- **EXERCISE BRIEF**
Return each line that holds the word "value".

- **DATA RECORDS**
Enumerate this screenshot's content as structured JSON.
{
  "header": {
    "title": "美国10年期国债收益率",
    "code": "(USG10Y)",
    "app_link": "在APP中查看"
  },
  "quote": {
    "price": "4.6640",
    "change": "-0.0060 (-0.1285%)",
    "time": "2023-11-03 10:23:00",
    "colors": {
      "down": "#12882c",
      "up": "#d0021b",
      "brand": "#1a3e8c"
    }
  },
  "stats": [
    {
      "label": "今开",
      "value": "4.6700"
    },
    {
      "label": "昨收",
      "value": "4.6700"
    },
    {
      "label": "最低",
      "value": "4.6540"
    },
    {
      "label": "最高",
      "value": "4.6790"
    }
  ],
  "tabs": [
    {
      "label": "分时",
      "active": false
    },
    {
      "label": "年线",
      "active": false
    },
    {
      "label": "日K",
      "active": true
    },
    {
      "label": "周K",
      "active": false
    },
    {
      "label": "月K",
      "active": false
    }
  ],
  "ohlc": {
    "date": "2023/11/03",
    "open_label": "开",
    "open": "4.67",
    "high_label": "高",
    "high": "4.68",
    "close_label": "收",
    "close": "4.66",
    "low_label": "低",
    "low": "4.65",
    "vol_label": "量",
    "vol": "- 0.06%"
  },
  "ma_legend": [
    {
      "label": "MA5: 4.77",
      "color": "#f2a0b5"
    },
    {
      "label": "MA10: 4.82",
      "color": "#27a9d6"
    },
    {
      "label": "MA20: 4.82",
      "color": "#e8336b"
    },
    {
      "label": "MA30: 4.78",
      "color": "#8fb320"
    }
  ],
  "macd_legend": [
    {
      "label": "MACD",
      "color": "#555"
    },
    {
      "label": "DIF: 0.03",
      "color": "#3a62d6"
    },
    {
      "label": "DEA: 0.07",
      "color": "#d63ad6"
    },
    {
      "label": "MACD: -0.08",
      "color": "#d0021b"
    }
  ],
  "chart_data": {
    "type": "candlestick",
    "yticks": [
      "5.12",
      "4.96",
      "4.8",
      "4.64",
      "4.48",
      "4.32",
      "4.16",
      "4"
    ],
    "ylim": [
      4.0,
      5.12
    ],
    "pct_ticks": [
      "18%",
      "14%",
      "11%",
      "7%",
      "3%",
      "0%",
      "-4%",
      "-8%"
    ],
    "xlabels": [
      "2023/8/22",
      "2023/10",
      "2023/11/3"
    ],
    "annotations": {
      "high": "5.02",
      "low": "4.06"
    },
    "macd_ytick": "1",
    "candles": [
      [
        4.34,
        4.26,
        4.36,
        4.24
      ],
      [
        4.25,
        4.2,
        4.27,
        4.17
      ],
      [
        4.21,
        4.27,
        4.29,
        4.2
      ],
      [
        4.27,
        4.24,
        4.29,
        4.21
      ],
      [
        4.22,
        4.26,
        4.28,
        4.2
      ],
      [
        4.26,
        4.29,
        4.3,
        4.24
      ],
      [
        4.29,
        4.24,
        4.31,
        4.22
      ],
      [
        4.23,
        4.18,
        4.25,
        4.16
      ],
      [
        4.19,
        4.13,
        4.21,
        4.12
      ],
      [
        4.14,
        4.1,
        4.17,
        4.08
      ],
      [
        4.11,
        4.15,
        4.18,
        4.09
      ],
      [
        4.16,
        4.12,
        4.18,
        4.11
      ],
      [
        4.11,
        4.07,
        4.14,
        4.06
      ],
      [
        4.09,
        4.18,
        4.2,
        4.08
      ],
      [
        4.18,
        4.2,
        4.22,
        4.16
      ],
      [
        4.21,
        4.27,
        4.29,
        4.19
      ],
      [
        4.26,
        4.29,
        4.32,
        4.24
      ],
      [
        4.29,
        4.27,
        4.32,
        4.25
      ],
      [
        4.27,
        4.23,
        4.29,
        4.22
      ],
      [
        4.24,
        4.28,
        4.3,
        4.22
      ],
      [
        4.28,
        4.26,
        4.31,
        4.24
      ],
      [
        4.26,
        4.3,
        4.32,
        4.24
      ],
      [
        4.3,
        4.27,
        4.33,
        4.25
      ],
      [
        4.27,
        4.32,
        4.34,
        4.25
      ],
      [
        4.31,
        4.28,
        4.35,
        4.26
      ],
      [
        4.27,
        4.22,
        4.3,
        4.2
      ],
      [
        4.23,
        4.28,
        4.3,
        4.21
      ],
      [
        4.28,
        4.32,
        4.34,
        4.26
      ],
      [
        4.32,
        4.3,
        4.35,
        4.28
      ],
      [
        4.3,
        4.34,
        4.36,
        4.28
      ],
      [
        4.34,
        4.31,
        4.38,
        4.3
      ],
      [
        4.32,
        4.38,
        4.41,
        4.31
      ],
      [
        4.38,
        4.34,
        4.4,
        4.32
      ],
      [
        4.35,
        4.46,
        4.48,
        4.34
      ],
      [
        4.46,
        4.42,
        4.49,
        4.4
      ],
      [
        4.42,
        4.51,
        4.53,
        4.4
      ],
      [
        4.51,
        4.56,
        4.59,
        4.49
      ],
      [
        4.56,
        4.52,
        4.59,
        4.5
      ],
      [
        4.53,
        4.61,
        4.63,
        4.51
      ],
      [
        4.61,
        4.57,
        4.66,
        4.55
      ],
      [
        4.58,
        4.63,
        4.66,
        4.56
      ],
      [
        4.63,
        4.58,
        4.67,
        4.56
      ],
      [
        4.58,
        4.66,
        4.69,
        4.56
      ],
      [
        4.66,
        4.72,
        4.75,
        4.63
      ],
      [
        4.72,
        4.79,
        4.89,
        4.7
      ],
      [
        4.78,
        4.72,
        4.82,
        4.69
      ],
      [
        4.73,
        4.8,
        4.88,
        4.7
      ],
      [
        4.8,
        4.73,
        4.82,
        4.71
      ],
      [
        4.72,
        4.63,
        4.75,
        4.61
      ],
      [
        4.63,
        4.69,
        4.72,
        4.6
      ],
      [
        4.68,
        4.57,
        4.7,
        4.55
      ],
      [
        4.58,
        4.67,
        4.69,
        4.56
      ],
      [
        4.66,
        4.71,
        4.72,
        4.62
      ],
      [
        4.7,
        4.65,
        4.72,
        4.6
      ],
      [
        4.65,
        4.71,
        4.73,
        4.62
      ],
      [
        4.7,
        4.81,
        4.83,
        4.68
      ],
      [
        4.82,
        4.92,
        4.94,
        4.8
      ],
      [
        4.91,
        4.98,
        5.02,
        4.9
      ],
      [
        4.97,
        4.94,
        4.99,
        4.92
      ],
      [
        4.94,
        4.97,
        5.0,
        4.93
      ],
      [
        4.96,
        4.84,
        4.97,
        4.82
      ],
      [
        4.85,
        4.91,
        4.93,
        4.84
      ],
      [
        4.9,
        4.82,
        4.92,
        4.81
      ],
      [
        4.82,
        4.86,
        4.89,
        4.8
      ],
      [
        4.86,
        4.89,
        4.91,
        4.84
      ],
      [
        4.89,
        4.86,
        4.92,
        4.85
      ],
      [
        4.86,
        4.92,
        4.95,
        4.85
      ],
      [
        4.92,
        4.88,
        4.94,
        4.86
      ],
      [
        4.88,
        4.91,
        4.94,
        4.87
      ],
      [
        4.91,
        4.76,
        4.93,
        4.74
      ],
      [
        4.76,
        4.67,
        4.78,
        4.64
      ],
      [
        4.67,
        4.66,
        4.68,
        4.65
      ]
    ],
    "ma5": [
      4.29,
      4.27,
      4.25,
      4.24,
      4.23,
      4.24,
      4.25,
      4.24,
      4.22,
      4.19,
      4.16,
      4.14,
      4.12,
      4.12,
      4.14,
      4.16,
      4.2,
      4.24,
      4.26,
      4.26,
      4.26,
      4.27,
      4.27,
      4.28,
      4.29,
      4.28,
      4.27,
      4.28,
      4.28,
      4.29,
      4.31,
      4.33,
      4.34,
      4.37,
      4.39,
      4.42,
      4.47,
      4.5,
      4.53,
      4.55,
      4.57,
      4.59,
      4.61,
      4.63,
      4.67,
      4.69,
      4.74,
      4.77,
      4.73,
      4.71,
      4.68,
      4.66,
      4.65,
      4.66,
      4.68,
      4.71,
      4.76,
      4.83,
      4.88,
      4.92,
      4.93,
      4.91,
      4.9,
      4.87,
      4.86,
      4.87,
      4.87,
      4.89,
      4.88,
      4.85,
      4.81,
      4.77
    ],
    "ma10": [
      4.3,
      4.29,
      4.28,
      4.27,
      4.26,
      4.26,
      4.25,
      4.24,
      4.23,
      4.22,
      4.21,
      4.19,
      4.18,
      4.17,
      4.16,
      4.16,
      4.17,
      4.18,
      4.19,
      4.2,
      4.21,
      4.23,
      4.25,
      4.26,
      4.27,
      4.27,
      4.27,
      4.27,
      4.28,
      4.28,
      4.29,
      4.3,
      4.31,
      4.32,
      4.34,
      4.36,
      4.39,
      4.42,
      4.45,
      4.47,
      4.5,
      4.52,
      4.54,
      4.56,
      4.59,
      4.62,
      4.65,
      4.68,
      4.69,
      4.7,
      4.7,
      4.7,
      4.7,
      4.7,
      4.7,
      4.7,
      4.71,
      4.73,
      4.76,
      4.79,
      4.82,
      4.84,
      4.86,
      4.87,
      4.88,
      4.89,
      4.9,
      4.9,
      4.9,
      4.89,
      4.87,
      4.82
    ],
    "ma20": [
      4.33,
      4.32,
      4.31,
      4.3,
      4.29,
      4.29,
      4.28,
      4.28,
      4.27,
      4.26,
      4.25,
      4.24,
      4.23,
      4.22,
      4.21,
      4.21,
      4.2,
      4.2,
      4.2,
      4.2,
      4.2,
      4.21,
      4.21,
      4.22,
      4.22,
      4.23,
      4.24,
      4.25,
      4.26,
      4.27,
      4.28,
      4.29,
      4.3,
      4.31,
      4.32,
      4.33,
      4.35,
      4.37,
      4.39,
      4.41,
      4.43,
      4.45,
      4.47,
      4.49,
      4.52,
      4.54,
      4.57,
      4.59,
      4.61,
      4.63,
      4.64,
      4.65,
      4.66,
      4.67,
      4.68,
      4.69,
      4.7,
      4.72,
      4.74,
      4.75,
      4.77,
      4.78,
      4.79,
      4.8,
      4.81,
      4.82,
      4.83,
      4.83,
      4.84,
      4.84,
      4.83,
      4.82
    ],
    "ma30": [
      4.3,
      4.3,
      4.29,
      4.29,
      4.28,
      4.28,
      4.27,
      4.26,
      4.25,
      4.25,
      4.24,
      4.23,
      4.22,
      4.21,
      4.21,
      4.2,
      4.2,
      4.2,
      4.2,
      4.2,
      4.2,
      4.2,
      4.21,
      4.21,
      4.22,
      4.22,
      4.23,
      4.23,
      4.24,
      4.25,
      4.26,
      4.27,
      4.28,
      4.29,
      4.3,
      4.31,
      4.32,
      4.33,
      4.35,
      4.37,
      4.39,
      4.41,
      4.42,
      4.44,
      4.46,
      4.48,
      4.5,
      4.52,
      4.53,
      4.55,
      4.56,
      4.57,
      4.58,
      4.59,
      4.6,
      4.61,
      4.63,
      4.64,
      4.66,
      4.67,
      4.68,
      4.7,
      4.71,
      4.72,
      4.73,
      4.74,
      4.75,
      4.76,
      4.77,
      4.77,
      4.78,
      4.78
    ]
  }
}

- **FINAL ANSWER**
      "value": "4.6700"
      "value": "4.6700"
      "value": "4.6540"
      "value": "4.6790"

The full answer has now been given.